**Records about charts and figures:**
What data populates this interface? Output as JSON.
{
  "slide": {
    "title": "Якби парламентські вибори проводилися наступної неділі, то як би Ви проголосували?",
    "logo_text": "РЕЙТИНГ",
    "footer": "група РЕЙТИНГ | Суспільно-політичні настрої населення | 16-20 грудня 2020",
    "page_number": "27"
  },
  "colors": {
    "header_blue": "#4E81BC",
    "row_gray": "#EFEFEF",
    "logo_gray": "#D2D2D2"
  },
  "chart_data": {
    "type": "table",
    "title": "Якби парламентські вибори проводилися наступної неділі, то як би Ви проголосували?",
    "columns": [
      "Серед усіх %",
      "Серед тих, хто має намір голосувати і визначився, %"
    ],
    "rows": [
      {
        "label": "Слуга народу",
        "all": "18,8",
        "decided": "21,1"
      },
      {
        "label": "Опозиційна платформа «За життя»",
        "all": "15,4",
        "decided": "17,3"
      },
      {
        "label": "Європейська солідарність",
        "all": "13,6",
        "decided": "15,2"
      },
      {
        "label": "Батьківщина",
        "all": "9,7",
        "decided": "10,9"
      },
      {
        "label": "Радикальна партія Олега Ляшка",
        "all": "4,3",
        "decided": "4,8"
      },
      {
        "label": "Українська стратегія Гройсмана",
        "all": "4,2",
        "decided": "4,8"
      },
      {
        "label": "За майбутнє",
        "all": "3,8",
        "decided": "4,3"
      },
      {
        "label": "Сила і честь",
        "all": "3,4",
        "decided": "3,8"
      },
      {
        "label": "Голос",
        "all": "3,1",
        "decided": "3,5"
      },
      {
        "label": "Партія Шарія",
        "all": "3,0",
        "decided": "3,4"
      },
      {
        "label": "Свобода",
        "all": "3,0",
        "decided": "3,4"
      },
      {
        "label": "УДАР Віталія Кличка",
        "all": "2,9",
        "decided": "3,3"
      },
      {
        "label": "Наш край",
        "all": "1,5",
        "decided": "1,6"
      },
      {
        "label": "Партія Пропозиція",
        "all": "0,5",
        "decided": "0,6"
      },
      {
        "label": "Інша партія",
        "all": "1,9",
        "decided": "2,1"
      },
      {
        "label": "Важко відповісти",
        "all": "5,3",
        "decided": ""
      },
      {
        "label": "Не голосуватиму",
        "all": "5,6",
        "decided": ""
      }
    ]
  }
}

**Your instructions:** Set down each entry again, unchanged.

**Result for this task:**
What data populates this interface? Output as JSON.
{
  "slide": {
    "title": "Якби парламентські вибори проводилися наступної неділі, то як би Ви проголосували?",
    "logo_text": "РЕЙТИНГ",
    "footer": "група РЕЙТИНГ | Суспільно-політичні настрої населення | 16-20 грудня 2020",
    "page_number": "27"
  },
  "colors": {
    "header_blue": "#4E81BC",
    "row_gray": "#EFEFEF",
    "logo_gray": "#D2D2D2"
  },
  "chart_data": {
    "type": "table",
    "title": "Якби парламентські вибори проводилися наступної неділі, то як би Ви проголосували?",
    "columns": [
      "Серед усіх %",
      "Серед тих, хто має намір голосувати і визначився, %"
    ],
    "rows": [
      {
        "label": "Слуга народу",
        "all": "18,8",
        "decided": "21,1"
      },
      {
        "label": "Опозиційна платформа «За життя»",
        "all": "15,4",
        "decided": "17,3"
      },
      {
        "label": "Європейська солідарність",
        "all": "13,6",
        "decided": "15,2"
      },
      {
        "label": "Батьківщина",
        "all": "9,7",
        "decided": "10,9"
      },
      {
        "label": "Радикальна партія Олега Ляшка",
        "all": "4,3",
        "decided": "4,8"
      },
      {
        "label": "Українська стратегія Гройсмана",
        "all": "4,2",
        "decided": "4,8"
      },
      {
        "label": "За майбутнє",
        "all": "3,8",
        "decided": "4,3"
      },
      {
        "label": "Сила і честь",
        "all": "3,4",
        "decided": "3,8"
      },
      {
        "label": "Голос",
        "all": "3,1",
        "decided": "3,5"
      },
      {
        "label": "Партія Шарія",
        "all": "3,0",
        "decided": "3,4"
      },
      {
        "label": "Свобода",
        "all": "3,0",
        "decided": "3,4"
      },
      {
        "label": "УДАР Віталія Кличка",
        "all": "2,9",
        "decided": "3,3"
      },
      {
        "label": "Наш край",
        "all": "1,5",
        "decided": "1,6"
      },
      {
        "label": "Партія Пропозиція",
        "all": "0,5",
        "decided": "0,6"
      },
      {
        "label": "Інша партія",
        "all": "1,9",
        "decided": "2,1"
      },
      {
        "label": "Важко відповісти",
        "all": "5,3",
        "decided": ""
      },
      {
        "label": "Не голосуватиму",
        "all": "5,6",
        "decided": ""
      }
    ]
  }
}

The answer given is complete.